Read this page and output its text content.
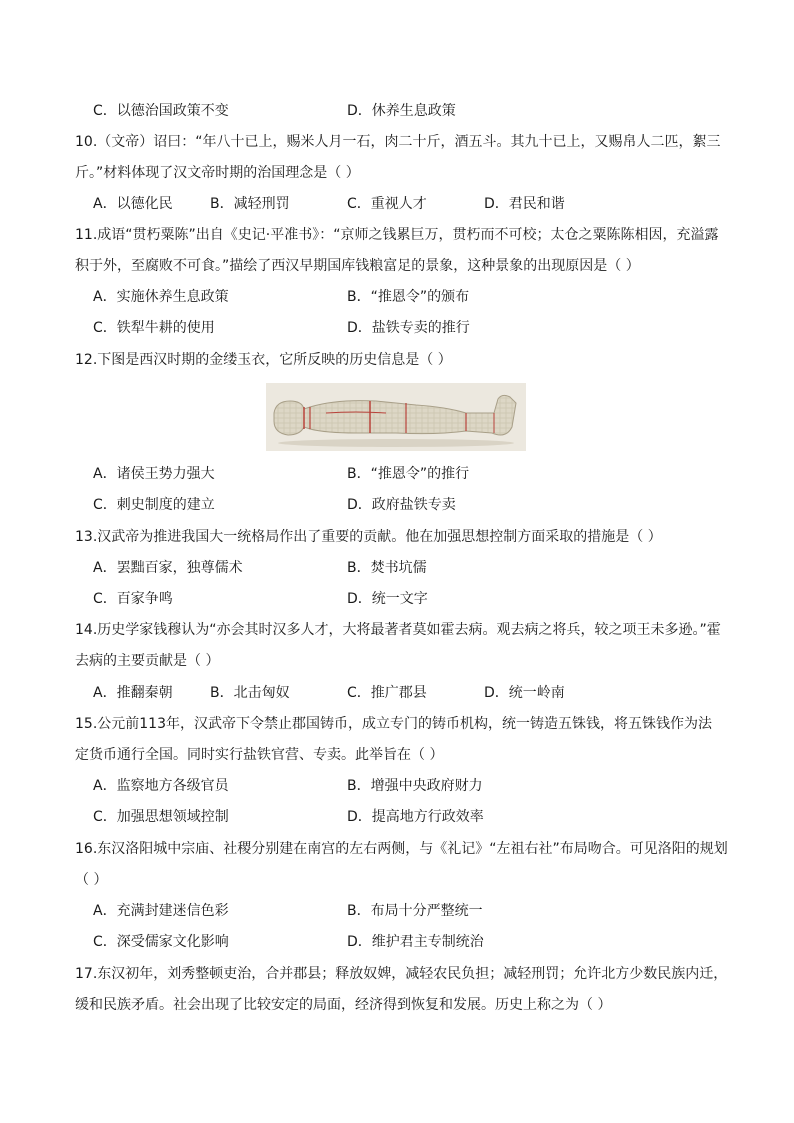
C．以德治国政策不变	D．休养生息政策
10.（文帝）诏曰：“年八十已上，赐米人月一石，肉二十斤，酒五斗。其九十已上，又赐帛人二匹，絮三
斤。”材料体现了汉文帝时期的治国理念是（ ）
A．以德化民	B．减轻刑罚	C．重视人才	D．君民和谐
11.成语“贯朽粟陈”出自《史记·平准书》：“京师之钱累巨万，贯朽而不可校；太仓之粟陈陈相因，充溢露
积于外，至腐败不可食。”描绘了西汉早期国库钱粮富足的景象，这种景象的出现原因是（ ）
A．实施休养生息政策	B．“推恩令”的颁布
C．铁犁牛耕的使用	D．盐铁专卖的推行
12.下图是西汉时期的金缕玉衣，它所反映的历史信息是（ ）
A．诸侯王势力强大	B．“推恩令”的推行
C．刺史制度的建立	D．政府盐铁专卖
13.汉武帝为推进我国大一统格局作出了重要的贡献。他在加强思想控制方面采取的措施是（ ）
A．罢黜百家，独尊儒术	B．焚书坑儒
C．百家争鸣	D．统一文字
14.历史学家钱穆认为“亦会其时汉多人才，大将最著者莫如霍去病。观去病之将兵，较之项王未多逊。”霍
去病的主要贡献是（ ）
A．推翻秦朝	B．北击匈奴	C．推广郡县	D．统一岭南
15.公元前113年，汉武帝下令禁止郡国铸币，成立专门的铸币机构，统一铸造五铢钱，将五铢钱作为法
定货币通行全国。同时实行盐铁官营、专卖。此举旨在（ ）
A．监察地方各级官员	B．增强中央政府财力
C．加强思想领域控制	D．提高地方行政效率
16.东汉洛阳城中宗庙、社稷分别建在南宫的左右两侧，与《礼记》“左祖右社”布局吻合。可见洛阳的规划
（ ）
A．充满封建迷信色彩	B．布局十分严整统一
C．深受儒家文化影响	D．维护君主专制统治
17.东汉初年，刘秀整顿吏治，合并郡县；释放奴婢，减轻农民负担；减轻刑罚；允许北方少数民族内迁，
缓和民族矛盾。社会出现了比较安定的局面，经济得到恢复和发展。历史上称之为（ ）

Task objective | Wherever a line in the data above holds "减轻刑罚", copy that line.

Written response |
A．以德化民	B．减轻刑罚	C．重视人才	D．君民和谐
17.东汉初年，刘秀整顿吏治，合并郡县；释放奴婢，减轻农民负担；减轻刑罚；允许北方少数民族内迁，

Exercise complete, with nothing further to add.